Exercise objective:
Reproduce all of the data exactly.

=======

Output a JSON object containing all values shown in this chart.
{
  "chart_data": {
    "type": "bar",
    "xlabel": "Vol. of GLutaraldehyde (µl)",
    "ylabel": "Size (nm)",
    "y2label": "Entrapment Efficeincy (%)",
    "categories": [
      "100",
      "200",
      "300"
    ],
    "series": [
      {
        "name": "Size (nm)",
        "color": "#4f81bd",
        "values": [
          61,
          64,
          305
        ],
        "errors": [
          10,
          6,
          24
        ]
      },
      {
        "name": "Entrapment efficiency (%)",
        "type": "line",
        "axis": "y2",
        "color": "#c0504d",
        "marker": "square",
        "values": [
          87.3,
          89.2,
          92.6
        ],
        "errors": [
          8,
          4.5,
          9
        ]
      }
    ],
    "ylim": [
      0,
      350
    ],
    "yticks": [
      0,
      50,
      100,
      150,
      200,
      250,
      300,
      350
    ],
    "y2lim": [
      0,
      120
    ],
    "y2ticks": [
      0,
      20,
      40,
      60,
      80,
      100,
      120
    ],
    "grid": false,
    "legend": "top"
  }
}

=======

Full response:
Output a JSON object containing all values shown in this chart.
{
  "chart_data": {
    "type": "bar",
    "xlabel": "Vol. of GLutaraldehyde (µl)",
    "ylabel": "Size (nm)",
    "y2label": "Entrapment Efficeincy (%)",
    "categories": [
      "100",
      "200",
      "300"
    ],
    "series": [
      {
        "name": "Size (nm)",
        "color": "#4f81bd",
        "values": [
          61,
          64,
          305
        ],
        "errors": [
          10,
          6,
          24
        ]
      },
      {
        "name": "Entrapment efficiency (%)",
        "type": "line",
        "axis": "y2",
        "color": "#c0504d",
        "marker": "square",
        "values": [
          87.3,
          89.2,
          92.6
        ],
        "errors": [
          8,
          4.5,
          9
        ]
      }
    ],
    "ylim": [
      0,
      350
    ],
    "yticks": [
      0,
      50,
      100,
      150,
      200,
      250,
      300,
      350
    ],
    "y2lim": [
      0,
      120
    ],
    "y2ticks": [
      0,
      20,
      40,
      60,
      80,
      100,
      120
    ],
    "grid": false,
    "legend": "top"
  }
}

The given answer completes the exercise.